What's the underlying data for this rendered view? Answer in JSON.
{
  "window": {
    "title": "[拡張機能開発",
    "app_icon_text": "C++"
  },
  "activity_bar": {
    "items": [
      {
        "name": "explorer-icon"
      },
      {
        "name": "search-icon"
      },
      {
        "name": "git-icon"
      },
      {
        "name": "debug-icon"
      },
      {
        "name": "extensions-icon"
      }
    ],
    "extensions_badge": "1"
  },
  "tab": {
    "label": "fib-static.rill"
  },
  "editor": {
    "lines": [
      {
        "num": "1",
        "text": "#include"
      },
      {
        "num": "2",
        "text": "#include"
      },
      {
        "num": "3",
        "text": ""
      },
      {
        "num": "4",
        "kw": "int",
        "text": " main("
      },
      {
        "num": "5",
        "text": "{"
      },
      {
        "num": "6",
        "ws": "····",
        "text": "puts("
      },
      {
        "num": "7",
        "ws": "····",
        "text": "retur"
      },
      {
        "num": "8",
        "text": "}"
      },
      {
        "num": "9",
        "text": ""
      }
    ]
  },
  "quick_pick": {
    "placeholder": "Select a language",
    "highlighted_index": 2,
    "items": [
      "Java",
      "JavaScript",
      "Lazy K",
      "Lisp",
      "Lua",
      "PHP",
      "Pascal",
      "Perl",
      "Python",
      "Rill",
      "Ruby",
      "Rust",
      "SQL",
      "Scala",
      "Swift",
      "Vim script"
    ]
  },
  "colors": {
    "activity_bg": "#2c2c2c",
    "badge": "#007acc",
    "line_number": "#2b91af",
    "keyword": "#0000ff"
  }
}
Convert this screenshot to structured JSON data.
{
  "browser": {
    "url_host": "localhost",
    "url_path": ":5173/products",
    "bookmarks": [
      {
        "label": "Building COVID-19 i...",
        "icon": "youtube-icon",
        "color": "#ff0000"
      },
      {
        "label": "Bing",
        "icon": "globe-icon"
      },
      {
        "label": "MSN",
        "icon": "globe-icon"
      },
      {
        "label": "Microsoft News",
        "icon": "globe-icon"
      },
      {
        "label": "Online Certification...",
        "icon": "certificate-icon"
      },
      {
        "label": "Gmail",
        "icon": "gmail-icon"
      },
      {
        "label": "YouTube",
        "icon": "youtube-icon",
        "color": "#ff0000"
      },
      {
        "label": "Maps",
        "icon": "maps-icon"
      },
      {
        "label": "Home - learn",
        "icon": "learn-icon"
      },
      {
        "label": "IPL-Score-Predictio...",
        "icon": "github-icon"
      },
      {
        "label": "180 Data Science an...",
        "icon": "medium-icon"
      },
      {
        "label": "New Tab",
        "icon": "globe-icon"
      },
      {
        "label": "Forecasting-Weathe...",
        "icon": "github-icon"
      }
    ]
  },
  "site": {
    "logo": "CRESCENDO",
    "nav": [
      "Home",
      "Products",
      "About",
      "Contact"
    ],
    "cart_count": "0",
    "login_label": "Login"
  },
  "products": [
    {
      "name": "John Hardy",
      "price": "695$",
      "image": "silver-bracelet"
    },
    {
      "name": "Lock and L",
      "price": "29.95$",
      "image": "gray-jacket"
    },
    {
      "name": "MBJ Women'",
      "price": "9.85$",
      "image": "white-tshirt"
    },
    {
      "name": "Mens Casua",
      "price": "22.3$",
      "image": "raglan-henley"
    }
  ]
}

_____

- To be done -
Select the lines from the entries that include the word "image".

- Output for this task -
      "image": "silver-bracelet"
      "image": "gray-jacket"
      "image": "white-tshirt"
      "image": "raglan-henley"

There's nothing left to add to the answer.